Direction:
Gather the lines below that include the string "العيش", copying each in full.

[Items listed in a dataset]

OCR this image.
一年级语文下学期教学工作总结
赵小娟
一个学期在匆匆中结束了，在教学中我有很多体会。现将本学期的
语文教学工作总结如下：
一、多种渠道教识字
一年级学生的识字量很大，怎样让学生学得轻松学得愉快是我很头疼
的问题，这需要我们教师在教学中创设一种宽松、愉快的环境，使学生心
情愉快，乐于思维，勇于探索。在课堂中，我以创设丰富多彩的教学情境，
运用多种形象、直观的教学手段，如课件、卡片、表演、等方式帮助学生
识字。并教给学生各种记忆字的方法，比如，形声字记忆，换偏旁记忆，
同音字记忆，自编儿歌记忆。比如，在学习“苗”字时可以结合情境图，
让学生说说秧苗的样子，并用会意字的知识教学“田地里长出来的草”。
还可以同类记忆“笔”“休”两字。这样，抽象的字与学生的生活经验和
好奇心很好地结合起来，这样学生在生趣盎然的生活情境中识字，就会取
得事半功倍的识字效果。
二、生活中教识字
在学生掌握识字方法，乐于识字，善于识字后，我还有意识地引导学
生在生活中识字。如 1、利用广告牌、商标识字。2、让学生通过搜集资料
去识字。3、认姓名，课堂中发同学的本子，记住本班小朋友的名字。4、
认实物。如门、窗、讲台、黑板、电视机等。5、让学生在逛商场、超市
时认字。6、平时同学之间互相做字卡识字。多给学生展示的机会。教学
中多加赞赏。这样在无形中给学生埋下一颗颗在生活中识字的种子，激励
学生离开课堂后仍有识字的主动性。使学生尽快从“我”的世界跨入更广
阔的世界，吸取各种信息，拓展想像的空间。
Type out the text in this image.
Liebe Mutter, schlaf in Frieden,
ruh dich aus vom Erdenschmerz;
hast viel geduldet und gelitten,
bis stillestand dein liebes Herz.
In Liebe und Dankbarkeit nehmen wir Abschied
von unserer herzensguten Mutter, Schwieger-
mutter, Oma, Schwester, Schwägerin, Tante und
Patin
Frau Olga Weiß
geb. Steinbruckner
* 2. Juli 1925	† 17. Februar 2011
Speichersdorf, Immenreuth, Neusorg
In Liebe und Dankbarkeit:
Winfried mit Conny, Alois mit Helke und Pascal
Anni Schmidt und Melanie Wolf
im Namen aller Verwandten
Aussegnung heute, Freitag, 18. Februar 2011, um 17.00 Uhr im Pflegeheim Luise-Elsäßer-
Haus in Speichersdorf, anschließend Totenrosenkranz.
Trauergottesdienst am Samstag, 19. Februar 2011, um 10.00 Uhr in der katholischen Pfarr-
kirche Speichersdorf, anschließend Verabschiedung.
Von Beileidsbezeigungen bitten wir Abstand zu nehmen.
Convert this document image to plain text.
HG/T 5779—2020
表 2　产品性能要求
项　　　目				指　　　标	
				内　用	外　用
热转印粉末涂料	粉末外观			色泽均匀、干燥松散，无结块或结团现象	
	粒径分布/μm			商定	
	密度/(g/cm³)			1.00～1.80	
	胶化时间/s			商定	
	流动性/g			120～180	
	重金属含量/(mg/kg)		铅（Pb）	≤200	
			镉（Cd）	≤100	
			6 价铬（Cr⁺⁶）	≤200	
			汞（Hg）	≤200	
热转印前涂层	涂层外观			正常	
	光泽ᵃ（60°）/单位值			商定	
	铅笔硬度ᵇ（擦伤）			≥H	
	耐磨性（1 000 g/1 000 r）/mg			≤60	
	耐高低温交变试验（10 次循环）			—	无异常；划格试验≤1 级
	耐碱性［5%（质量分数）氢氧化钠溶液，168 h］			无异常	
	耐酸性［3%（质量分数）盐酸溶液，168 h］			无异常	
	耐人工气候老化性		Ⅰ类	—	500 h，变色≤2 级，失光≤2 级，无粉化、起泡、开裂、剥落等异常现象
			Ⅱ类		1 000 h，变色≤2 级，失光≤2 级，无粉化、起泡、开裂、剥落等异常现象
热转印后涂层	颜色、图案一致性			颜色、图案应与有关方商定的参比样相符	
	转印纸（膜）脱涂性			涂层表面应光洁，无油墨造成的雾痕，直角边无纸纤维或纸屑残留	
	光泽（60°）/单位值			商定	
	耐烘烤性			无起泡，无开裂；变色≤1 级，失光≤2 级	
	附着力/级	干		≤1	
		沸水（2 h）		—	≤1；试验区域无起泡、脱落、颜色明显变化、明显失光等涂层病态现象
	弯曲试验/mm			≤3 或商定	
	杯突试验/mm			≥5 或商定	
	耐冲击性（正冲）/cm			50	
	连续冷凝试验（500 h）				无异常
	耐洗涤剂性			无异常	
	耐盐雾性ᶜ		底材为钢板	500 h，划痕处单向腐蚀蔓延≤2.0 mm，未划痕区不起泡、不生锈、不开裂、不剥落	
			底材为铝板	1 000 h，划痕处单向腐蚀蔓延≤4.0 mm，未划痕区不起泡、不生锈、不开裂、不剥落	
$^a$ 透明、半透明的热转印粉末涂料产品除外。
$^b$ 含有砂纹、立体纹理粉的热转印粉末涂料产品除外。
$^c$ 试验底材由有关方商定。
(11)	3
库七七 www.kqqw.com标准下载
...
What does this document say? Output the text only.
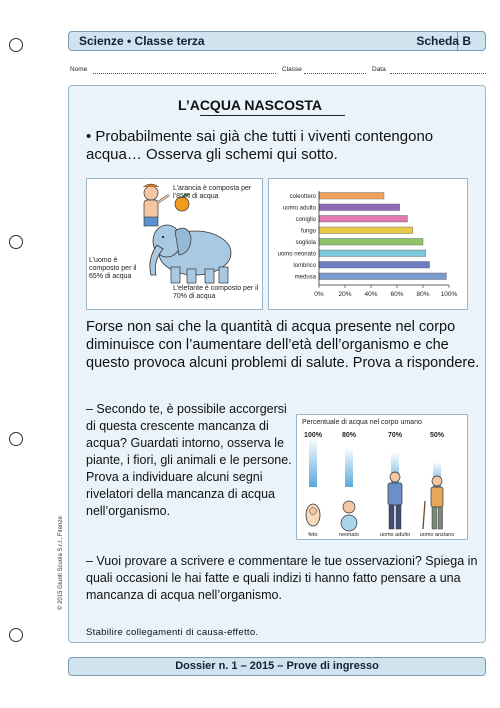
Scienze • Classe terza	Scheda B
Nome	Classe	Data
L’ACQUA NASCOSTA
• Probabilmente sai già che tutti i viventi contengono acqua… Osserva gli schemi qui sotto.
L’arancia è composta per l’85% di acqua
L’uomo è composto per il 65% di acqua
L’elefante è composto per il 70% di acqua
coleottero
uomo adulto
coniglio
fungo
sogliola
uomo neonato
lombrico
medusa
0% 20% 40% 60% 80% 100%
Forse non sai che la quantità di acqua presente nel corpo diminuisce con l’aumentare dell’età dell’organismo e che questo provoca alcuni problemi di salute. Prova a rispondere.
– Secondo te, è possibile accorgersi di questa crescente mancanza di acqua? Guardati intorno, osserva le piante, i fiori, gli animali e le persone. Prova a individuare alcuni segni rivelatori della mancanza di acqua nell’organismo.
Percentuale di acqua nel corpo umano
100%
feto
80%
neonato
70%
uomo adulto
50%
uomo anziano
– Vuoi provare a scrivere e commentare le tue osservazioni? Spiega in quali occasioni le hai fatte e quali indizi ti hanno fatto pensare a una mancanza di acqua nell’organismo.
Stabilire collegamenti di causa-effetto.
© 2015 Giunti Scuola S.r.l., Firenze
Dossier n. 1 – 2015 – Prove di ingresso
---
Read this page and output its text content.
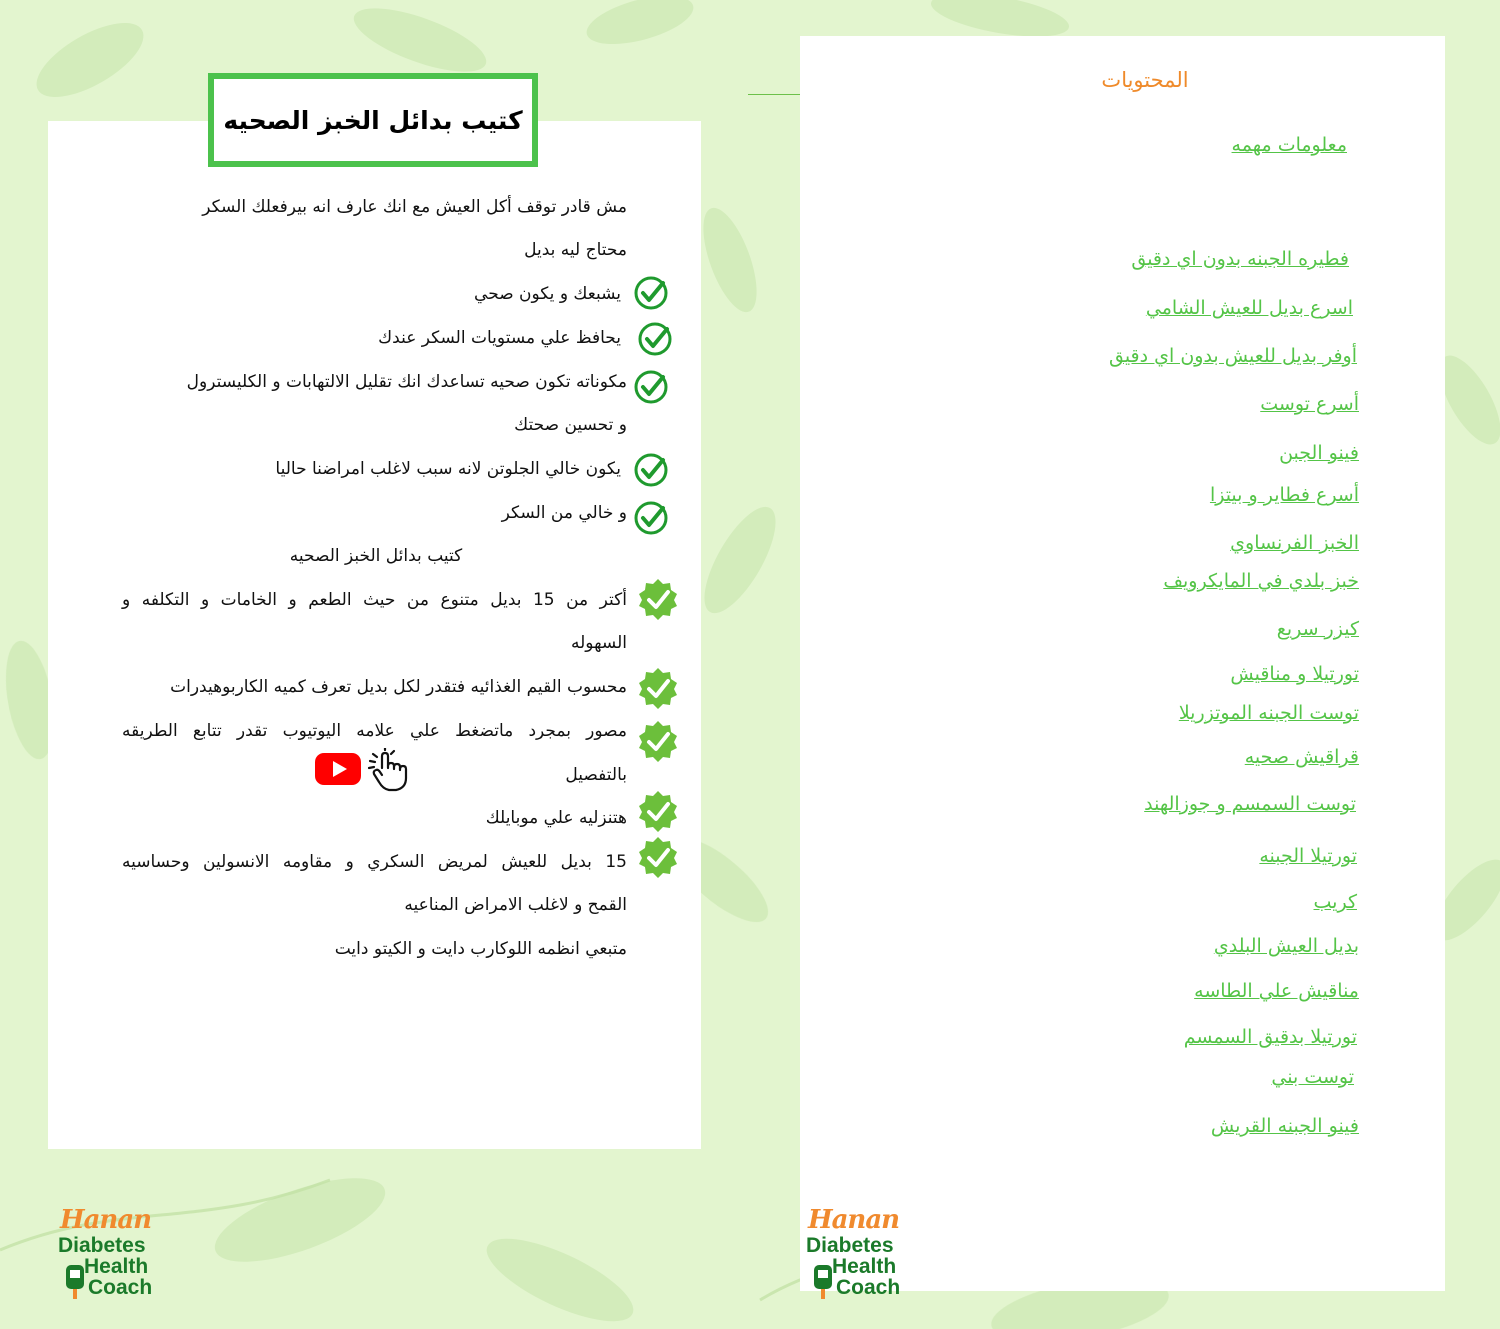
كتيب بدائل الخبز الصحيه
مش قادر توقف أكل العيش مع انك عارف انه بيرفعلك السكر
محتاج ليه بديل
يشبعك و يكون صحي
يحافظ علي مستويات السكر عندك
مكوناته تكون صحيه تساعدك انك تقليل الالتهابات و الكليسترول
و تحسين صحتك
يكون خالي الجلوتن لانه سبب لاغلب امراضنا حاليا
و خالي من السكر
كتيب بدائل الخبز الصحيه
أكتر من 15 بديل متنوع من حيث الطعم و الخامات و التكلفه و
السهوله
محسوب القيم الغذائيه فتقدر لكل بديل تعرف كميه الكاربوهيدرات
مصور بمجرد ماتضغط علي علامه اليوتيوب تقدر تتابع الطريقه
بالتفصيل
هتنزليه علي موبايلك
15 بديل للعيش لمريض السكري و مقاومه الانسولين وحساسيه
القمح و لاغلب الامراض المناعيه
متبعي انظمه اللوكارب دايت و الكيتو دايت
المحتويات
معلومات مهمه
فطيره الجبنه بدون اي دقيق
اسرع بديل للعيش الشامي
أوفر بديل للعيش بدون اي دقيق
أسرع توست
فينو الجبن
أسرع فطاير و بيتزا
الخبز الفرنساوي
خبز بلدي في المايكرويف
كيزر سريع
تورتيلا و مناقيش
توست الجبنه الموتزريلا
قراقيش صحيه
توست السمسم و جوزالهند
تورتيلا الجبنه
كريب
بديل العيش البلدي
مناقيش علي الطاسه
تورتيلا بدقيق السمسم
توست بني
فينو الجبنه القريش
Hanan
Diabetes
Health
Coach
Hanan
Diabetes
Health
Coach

Written response:
مش قادر توقف أكل العيش مع انك عارف انه بيرفعلك السكر
بديل العيش البلدي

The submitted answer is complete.